- **Given problem**: Extract every line that includes the string "JSON".

____

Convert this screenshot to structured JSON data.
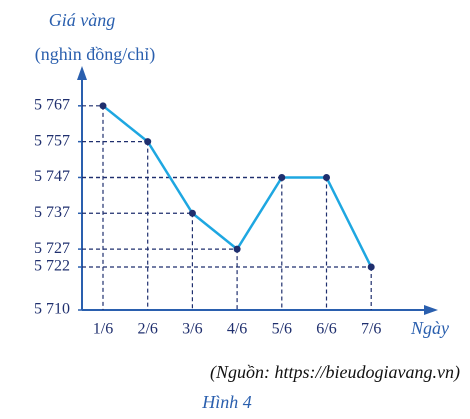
{
  "chart_data": {
    "type": "line",
    "y_label": [
      "Giá vàng",
      "(nghìn đồng/chỉ)"
    ],
    "x_label": "Ngày",
    "source": "(Nguồn: https://bieudogiavang.vn)",
    "caption": "Hình 4",
    "categories": [
      "1/6",
      "2/6",
      "3/6",
      "4/6",
      "5/6",
      "6/6",
      "7/6"
    ],
    "values": [
      5767,
      5757,
      5737,
      5727,
      5747,
      5747,
      5722
    ],
    "color": "#1ea7e1",
    "marker_color": "#1f2f6e",
    "ylim": [
      5710,
      5777
    ],
    "yticks": [
      {
        "value": 5710,
        "label": "5 710"
      },
      {
        "value": 5722,
        "label": "5 722"
      },
      {
        "value": 5727,
        "label": "5 727"
      },
      {
        "value": 5737,
        "label": "5 737"
      },
      {
        "value": 5747,
        "label": "5 747"
      },
      {
        "value": 5757,
        "label": "5 757"
      },
      {
        "value": 5767,
        "label": "5 767"
      }
    ]
  }
}
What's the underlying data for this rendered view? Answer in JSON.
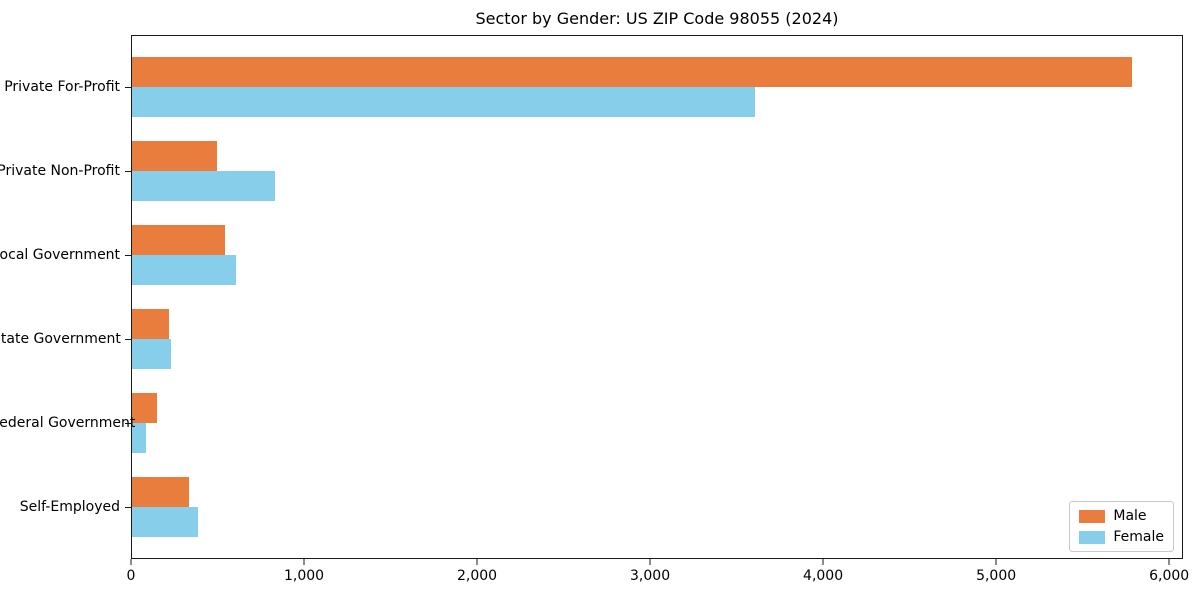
{
  "chart_data": {
    "type": "bar",
    "orientation": "horizontal",
    "title": "Sector by Gender: US ZIP Code 98055 (2024)",
    "categories": [
      "Private For-Profit",
      "Private Non-Profit",
      "Local Government",
      "State Government",
      "Federal Government",
      "Self-Employed"
    ],
    "series": [
      {
        "name": "Male",
        "color": "#e87d3e",
        "values": [
          5790,
          490,
          540,
          215,
          145,
          330
        ]
      },
      {
        "name": "Female",
        "color": "#87ceeb",
        "values": [
          3610,
          830,
          600,
          225,
          80,
          380
        ]
      }
    ],
    "xlabel": "",
    "ylabel": "",
    "xlim": [
      0,
      6080
    ],
    "xticks": [
      0,
      1000,
      2000,
      3000,
      4000,
      5000,
      6000
    ],
    "xtick_labels": [
      "0",
      "1,000",
      "2,000",
      "3,000",
      "4,000",
      "5,000",
      "6,000"
    ],
    "grid": false,
    "legend_position": "lower right"
  }
}
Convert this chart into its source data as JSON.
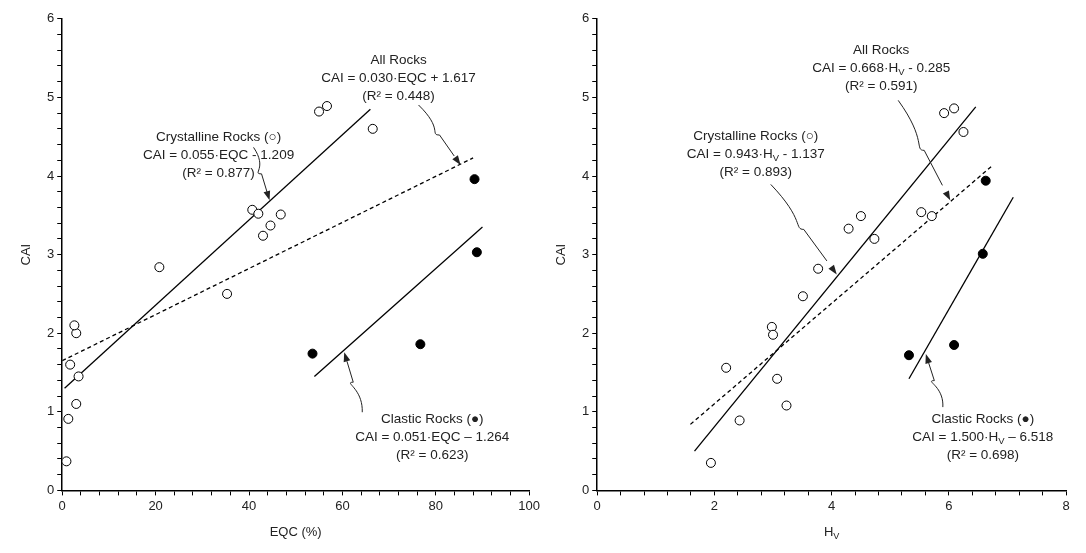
{
  "chart_data": [
    {
      "type": "scatter",
      "xlabel": "EQC (%)",
      "ylabel": "CAI",
      "grid": false,
      "legend": false,
      "xlim": [
        0,
        100
      ],
      "ylim": [
        0,
        6
      ],
      "xticks": [
        0,
        {
          "value": 4,
          "label": null
        },
        {
          "value": 8,
          "label": null
        },
        {
          "value": 12,
          "label": null
        },
        {
          "value": 16,
          "label": null
        },
        20,
        {
          "value": 24,
          "label": null
        },
        {
          "value": 28,
          "label": null
        },
        {
          "value": 32,
          "label": null
        },
        {
          "value": 36,
          "label": null
        },
        40,
        {
          "value": 44,
          "label": null
        },
        {
          "value": 48,
          "label": null
        },
        {
          "value": 52,
          "label": null
        },
        {
          "value": 56,
          "label": null
        },
        60,
        {
          "value": 64,
          "label": null
        },
        {
          "value": 68,
          "label": null
        },
        {
          "value": 72,
          "label": null
        },
        {
          "value": 76,
          "label": null
        },
        80,
        {
          "value": 84,
          "label": null
        },
        {
          "value": 88,
          "label": null
        },
        {
          "value": 92,
          "label": null
        },
        {
          "value": 96,
          "label": null
        },
        100
      ],
      "yticks": [
        0,
        {
          "value": 0.2,
          "label": null
        },
        {
          "value": 0.4,
          "label": null
        },
        {
          "value": 0.6,
          "label": null
        },
        {
          "value": 0.8,
          "label": null
        },
        1,
        {
          "value": 1.2,
          "label": null
        },
        {
          "value": 1.4,
          "label": null
        },
        {
          "value": 1.6,
          "label": null
        },
        {
          "value": 1.8,
          "label": null
        },
        2,
        {
          "value": 2.2,
          "label": null
        },
        {
          "value": 2.4,
          "label": null
        },
        {
          "value": 2.6,
          "label": null
        },
        {
          "value": 2.8,
          "label": null
        },
        3,
        {
          "value": 3.2,
          "label": null
        },
        {
          "value": 3.4,
          "label": null
        },
        {
          "value": 3.6,
          "label": null
        },
        {
          "value": 3.8,
          "label": null
        },
        4,
        {
          "value": 4.2,
          "label": null
        },
        {
          "value": 4.4,
          "label": null
        },
        {
          "value": 4.6,
          "label": null
        },
        {
          "value": 4.8,
          "label": null
        },
        5,
        {
          "value": 5.2,
          "label": null
        },
        {
          "value": 5.4,
          "label": null
        },
        {
          "value": 5.6,
          "label": null
        },
        {
          "value": 5.8,
          "label": null
        },
        6
      ],
      "series": [
        {
          "marker": "circle",
          "color": "#ffffff",
          "x": [
            0.9,
            1.3,
            3,
            3.5,
            1.7,
            3,
            2.6,
            20.8,
            35.3,
            40.7,
            42,
            43,
            44.6,
            46.8,
            55,
            56.7,
            66.5
          ],
          "values": [
            0.37,
            0.91,
            1.1,
            1.45,
            1.6,
            2.0,
            2.1,
            2.84,
            2.5,
            3.57,
            3.52,
            3.24,
            3.37,
            3.51,
            4.82,
            4.89,
            4.6
          ]
        },
        {
          "marker": "circle",
          "color": "#000000",
          "x": [
            53.6,
            76.7,
            88.3,
            88.8
          ],
          "values": [
            1.74,
            1.86,
            3.96,
            3.03
          ]
        },
        {
          "type": "line",
          "marker": "none",
          "color": "#000000",
          "line_style": "solid",
          "x": [
            0.5,
            66
          ],
          "values": [
            1.3,
            4.85
          ]
        },
        {
          "type": "line",
          "marker": "none",
          "color": "#000000",
          "line_style": "dashed",
          "x": [
            0,
            88
          ],
          "values": [
            1.65,
            4.23
          ]
        },
        {
          "type": "line",
          "marker": "none",
          "color": "#000000",
          "line_style": "solid",
          "x": [
            54,
            90
          ],
          "values": [
            1.45,
            3.35
          ]
        }
      ],
      "annotations": [
        "Crystalline Rocks (○)\nCAI = 0.055·EQC - 1.209\n(R² = 0.877)",
        "All Rocks\nCAI = 0.030·EQC + 1.617\n(R² = 0.448)",
        "Clastic Rocks (●)\nCAI = 0.051·EQC – 1.264\n(R² = 0.623)"
      ]
    },
    {
      "type": "scatter",
      "xlabel": "H$_{V}$",
      "ylabel": "CAI",
      "grid": false,
      "legend": false,
      "xlim": [
        0,
        8
      ],
      "ylim": [
        0,
        6
      ],
      "xticks": [
        0,
        {
          "value": 0.4,
          "label": null
        },
        {
          "value": 0.8,
          "label": null
        },
        {
          "value": 1.2,
          "label": null
        },
        {
          "value": 1.6,
          "label": null
        },
        2,
        {
          "value": 2.4,
          "label": null
        },
        {
          "value": 2.8,
          "label": null
        },
        {
          "value": 3.2,
          "label": null
        },
        {
          "value": 3.6,
          "label": null
        },
        4,
        {
          "value": 4.4,
          "label": null
        },
        {
          "value": 4.8,
          "label": null
        },
        {
          "value": 5.2,
          "label": null
        },
        {
          "value": 5.6,
          "label": null
        },
        6,
        {
          "value": 6.4,
          "label": null
        },
        {
          "value": 6.8,
          "label": null
        },
        {
          "value": 7.2,
          "label": null
        },
        {
          "value": 7.6,
          "label": null
        },
        8
      ],
      "yticks": [
        0,
        {
          "value": 0.2,
          "label": null
        },
        {
          "value": 0.4,
          "label": null
        },
        {
          "value": 0.6,
          "label": null
        },
        {
          "value": 0.8,
          "label": null
        },
        1,
        {
          "value": 1.2,
          "label": null
        },
        {
          "value": 1.4,
          "label": null
        },
        {
          "value": 1.6,
          "label": null
        },
        {
          "value": 1.8,
          "label": null
        },
        2,
        {
          "value": 2.2,
          "label": null
        },
        {
          "value": 2.4,
          "label": null
        },
        {
          "value": 2.6,
          "label": null
        },
        {
          "value": 2.8,
          "label": null
        },
        3,
        {
          "value": 3.2,
          "label": null
        },
        {
          "value": 3.4,
          "label": null
        },
        {
          "value": 3.6,
          "label": null
        },
        {
          "value": 3.8,
          "label": null
        },
        4,
        {
          "value": 4.2,
          "label": null
        },
        {
          "value": 4.4,
          "label": null
        },
        {
          "value": 4.6,
          "label": null
        },
        {
          "value": 4.8,
          "label": null
        },
        5,
        {
          "value": 5.2,
          "label": null
        },
        {
          "value": 5.4,
          "label": null
        },
        {
          "value": 5.6,
          "label": null
        },
        {
          "value": 5.8,
          "label": null
        },
        6
      ],
      "series": [
        {
          "marker": "circle",
          "color": "#ffffff",
          "x": [
            1.94,
            2.2,
            2.43,
            2.98,
            3.0,
            3.07,
            3.23,
            3.51,
            3.77,
            4.29,
            4.5,
            4.73,
            5.53,
            5.71,
            5.92,
            6.09,
            6.25
          ],
          "values": [
            0.35,
            1.56,
            0.89,
            2.08,
            1.98,
            1.42,
            1.08,
            2.47,
            2.82,
            3.33,
            3.49,
            3.2,
            3.54,
            3.49,
            4.8,
            4.86,
            4.56
          ]
        },
        {
          "marker": "circle",
          "color": "#000000",
          "x": [
            5.32,
            6.09,
            6.58,
            6.63
          ],
          "values": [
            1.72,
            1.85,
            3.01,
            3.94
          ]
        },
        {
          "type": "line",
          "marker": "none",
          "color": "#000000",
          "line_style": "solid",
          "x": [
            1.66,
            6.46
          ],
          "values": [
            0.5,
            4.88
          ]
        },
        {
          "type": "line",
          "marker": "none",
          "color": "#000000",
          "line_style": "dashed",
          "x": [
            1.59,
            6.74
          ],
          "values": [
            0.84,
            4.13
          ]
        },
        {
          "type": "line",
          "marker": "none",
          "color": "#000000",
          "line_style": "solid",
          "x": [
            5.32,
            7.1
          ],
          "values": [
            1.42,
            3.73
          ]
        }
      ],
      "annotations": [
        "All Rocks\nCAI = 0.668·H$_{V}$ - 0.285\n(R² = 0.591)",
        "Crystalline Rocks (○)\nCAI = 0.943·H$_{V}$ - 1.137\n(R² = 0.893)",
        "Clastic Rocks (●)\nCAI = 1.500·H$_{V}$ – 6.518\n(R² = 0.698)"
      ]
    }
  ]
}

____

- **Response to the exercise**:
Convert this screenshot to structured JSON data.
What's the underlying data for this rendered view? Answer in JSON.
Convert this chart into its source data as JSON.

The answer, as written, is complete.